● EXCERPTED TEXT:

>>

JOANNE DOBSON – The Maltese Manuscript. Poisoned Pen Press, hardcover, 2003; softcover, 2006. ibooks, mass market paperback, May 2004.

   I haven’t been reading the recent crop of cozy mysteries very much any more. They’ve become too soft and fluffy for me. Too much giddy character interplay, too much emphasis on hobbies, quilting or cooking, and worst of all, too little puzzle or mystery. They’re meant for female readers who can’t get enough of them, not for men who want hardboiled PI stories or old folks like me who want real detective work and/or surprise twists in their tales. So I pass them by, and have been for quite a while.

   With exceptions. While this one may not be recent, it is a cozy by nature, being one of a series of mystery adventures had by a Women’s Studies professor at a small elite college in a fictionalized version of the Amherst MA area. What it does have is a gimmick encapsulated in the title that caught my immediate attention anyway, as it may have already snagged yours as well.

<<

● LISTED RECORDS:
>>

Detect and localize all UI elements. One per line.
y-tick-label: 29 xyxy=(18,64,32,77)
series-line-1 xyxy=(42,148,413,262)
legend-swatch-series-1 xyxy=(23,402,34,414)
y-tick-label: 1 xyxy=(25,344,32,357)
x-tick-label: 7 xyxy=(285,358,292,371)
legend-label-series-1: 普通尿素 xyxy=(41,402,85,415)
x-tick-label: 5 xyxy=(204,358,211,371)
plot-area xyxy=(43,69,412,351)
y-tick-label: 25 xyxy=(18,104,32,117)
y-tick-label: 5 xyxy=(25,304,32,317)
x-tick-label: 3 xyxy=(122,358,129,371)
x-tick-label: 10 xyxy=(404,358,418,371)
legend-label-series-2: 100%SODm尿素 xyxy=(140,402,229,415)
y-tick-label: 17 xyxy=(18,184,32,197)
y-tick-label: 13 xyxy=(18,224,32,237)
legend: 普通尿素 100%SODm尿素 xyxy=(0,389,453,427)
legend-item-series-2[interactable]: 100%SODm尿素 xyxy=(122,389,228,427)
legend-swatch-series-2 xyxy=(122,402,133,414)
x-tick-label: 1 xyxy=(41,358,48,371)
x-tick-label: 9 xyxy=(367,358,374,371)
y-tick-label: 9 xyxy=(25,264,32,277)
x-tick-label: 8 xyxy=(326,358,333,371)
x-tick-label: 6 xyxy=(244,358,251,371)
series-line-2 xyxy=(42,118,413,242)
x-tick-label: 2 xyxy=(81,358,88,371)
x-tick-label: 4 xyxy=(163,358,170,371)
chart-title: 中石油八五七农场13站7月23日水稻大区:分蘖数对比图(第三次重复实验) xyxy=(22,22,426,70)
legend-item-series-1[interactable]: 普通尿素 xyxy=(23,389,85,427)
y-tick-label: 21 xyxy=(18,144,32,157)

<<

● STUDY QUESTIONS:
1. From the review of The Maltese Manuscript, extract the passage from "I haven’t been" up to and including "quite a while.".
2. Extend the review of The Maltese Manuscript, picking up after its last sentence.
You can leave the entries aside.

● ANSWERS BY TASK:
1.
I haven’t been reading the recent crop of cozy mysteries very much any more. They’ve become too soft and fluffy for me. Too much giddy character interplay, too much emphasis on hobbies, quilting or cooking, and worst of all, too little puzzle or mystery. They’re meant for female readers who can’t get enough of them, not for men who want hardboiled PI stories or old folks like me who want real detective work and/or surprise twists in their tales. So I pass them by, and have been for quite a while.

2.
   Part of the detective fiction holdings at Enfield College is the original manuscript of The Maltese Falcon, annotated and corrected in Hammett’s own hand. Valuable? I’d say so, if it existed. (Does it?) But when it disappears during a crime fiction conference at the school, the dean wants the incident hushed up. Who’d donate to any library that has such poor security in place?

   Karen Pelletier is the professor referred to in paragraph two, and with the assistance of mystery writer Sunnye Hardcastle, creator of he extremely popular PI Kit Danger books, plunges right into solving both the theft of the manuscript and more, the mysterious death of a nighttime intruder in the underground stacks of the school’s library.

   Complicating matters is that Karen’s boy friend is Lt. Charlie Pietrowski of the local police force, who doesn’t want her butting in, and a PI named Dennis O’Hanlon whom Karen meets up with again at a high school reunion, and coincidence be damned, he has just been hired by the dean to worr undercover while investigating the theft. That Karen is attracted to him causes some problems, wouldn’t you know?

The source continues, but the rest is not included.